WHAT IS NEEDED: Report the count of lines below in which the string "disebut" occurs; include nothing else.

DATA SUPPLIED:
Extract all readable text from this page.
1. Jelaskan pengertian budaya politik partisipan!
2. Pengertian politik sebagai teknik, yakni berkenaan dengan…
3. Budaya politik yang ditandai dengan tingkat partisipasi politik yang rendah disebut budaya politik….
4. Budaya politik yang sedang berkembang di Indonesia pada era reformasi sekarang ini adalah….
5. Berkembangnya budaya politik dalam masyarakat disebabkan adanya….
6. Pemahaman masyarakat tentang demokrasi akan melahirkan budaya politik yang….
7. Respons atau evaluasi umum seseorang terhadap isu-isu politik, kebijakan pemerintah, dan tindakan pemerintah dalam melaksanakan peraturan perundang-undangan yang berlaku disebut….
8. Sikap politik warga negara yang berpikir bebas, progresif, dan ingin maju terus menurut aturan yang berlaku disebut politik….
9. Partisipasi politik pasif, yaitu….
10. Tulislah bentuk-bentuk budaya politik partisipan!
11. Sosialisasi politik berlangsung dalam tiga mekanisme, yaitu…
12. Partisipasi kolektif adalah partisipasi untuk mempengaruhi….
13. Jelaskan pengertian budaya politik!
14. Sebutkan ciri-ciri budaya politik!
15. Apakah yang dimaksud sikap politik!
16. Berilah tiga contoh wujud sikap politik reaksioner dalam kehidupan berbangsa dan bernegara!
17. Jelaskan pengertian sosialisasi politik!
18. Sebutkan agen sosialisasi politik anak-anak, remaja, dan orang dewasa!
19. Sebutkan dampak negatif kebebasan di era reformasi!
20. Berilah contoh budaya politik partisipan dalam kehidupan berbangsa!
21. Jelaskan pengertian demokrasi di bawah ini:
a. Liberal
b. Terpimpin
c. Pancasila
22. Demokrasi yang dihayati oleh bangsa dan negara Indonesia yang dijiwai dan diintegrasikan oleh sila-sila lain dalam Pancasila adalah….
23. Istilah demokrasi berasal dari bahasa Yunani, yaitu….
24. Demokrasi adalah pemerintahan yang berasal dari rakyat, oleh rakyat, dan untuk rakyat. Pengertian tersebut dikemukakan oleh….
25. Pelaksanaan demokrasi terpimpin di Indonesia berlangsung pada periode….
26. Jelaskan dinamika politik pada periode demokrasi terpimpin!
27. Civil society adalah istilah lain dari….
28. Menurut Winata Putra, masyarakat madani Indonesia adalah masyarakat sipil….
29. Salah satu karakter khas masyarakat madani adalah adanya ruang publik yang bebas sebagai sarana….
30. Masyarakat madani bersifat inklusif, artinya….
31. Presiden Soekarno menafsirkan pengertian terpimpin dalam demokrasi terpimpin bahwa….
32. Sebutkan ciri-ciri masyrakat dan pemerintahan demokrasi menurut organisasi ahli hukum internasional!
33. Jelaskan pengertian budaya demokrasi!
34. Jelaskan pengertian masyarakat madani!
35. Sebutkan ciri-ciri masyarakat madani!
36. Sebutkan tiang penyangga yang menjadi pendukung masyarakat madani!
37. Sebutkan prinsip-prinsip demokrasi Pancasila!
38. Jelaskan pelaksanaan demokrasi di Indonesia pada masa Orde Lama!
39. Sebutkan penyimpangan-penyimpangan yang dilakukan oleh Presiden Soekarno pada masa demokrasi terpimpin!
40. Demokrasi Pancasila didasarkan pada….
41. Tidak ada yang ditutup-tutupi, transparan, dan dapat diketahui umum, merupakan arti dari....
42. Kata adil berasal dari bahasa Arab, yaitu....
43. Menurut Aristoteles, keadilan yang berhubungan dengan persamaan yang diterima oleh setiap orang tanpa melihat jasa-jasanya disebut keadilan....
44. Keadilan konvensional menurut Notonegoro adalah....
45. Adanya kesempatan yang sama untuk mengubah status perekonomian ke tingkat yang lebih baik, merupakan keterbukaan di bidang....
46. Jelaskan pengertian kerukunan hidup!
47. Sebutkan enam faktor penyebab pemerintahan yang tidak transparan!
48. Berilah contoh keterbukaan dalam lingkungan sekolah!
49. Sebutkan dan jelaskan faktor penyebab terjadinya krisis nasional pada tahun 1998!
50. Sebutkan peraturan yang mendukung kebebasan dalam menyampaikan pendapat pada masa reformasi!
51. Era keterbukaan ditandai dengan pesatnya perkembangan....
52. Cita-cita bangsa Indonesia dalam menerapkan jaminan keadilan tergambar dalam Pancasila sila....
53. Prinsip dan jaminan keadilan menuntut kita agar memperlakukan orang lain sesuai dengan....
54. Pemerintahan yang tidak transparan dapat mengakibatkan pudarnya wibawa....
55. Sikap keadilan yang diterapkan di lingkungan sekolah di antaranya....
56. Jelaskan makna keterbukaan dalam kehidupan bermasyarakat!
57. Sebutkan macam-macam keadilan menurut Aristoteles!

FULL SOLUTION: 4